> Directions for this task:
Output the data below in full, character for character.

====== Information supplied

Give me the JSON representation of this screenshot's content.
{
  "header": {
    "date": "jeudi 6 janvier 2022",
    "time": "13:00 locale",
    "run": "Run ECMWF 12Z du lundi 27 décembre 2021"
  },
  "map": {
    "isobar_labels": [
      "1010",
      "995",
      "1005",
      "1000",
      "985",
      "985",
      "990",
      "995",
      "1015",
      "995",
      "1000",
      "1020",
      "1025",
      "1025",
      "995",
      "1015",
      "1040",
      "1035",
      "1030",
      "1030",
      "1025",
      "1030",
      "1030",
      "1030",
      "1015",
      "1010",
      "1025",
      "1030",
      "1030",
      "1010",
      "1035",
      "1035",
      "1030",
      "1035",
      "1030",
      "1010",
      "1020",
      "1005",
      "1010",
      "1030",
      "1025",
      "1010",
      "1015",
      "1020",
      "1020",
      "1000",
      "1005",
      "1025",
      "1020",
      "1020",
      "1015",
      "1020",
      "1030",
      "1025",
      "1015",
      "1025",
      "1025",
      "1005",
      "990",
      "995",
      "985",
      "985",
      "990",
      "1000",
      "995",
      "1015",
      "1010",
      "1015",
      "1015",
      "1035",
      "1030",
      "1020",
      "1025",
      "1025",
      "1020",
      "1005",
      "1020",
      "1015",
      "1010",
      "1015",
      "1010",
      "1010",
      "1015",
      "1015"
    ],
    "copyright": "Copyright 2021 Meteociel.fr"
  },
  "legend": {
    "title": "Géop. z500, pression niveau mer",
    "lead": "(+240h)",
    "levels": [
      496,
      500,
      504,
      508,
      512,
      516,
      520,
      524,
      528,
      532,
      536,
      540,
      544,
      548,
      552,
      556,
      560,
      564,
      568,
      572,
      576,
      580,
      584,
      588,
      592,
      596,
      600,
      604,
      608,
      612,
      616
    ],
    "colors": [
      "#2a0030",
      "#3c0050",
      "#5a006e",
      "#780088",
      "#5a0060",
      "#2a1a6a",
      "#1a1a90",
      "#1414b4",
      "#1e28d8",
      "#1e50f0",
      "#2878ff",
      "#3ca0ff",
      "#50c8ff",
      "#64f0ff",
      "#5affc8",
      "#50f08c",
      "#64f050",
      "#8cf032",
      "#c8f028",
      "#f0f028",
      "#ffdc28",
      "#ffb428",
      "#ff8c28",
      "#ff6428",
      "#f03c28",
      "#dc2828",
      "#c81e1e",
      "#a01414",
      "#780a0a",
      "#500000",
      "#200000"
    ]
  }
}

============

> Exercise answer:
Give me the JSON representation of this screenshot's content.
{
  "header": {
    "date": "jeudi 6 janvier 2022",
    "time": "13:00 locale",
    "run": "Run ECMWF 12Z du lundi 27 décembre 2021"
  },
  "map": {
    "isobar_labels": [
      "1010",
      "995",
      "1005",
      "1000",
      "985",
      "985",
      "990",
      "995",
      "1015",
      "995",
      "1000",
      "1020",
      "1025",
      "1025",
      "995",
      "1015",
      "1040",
      "1035",
      "1030",
      "1030",
      "1025",
      "1030",
      "1030",
      "1030",
      "1015",
      "1010",
      "1025",
      "1030",
      "1030",
      "1010",
      "1035",
      "1035",
      "1030",
      "1035",
      "1030",
      "1010",
      "1020",
      "1005",
      "1010",
      "1030",
      "1025",
      "1010",
      "1015",
      "1020",
      "1020",
      "1000",
      "1005",
      "1025",
      "1020",
      "1020",
      "1015",
      "1020",
      "1030",
      "1025",
      "1015",
      "1025",
      "1025",
      "1005",
      "990",
      "995",
      "985",
      "985",
      "990",
      "1000",
      "995",
      "1015",
      "1010",
      "1015",
      "1015",
      "1035",
      "1030",
      "1020",
      "1025",
      "1025",
      "1020",
      "1005",
      "1020",
      "1015",
      "1010",
      "1015",
      "1010",
      "1010",
      "1015",
      "1015"
    ],
    "copyright": "Copyright 2021 Meteociel.fr"
  },
  "legend": {
    "title": "Géop. z500, pression niveau mer",
    "lead": "(+240h)",
    "levels": [
      496,
      500,
      504,
      508,
      512,
      516,
      520,
      524,
      528,
      532,
      536,
      540,
      544,
      548,
      552,
      556,
      560,
      564,
      568,
      572,
      576,
      580,
      584,
      588,
      592,
      596,
      600,
      604,
      608,
      612,
      616
    ],
    "colors": [
      "#2a0030",
      "#3c0050",
      "#5a006e",
      "#780088",
      "#5a0060",
      "#2a1a6a",
      "#1a1a90",
      "#1414b4",
      "#1e28d8",
      "#1e50f0",
      "#2878ff",
      "#3ca0ff",
      "#50c8ff",
      "#64f0ff",
      "#5affc8",
      "#50f08c",
      "#64f050",
      "#8cf032",
      "#c8f028",
      "#f0f028",
      "#ffdc28",
      "#ffb428",
      "#ff8c28",
      "#ff6428",
      "#f03c28",
      "#dc2828",
      "#c81e1e",
      "#a01414",
      "#780a0a",
      "#500000",
      "#200000"
    ]
  }
}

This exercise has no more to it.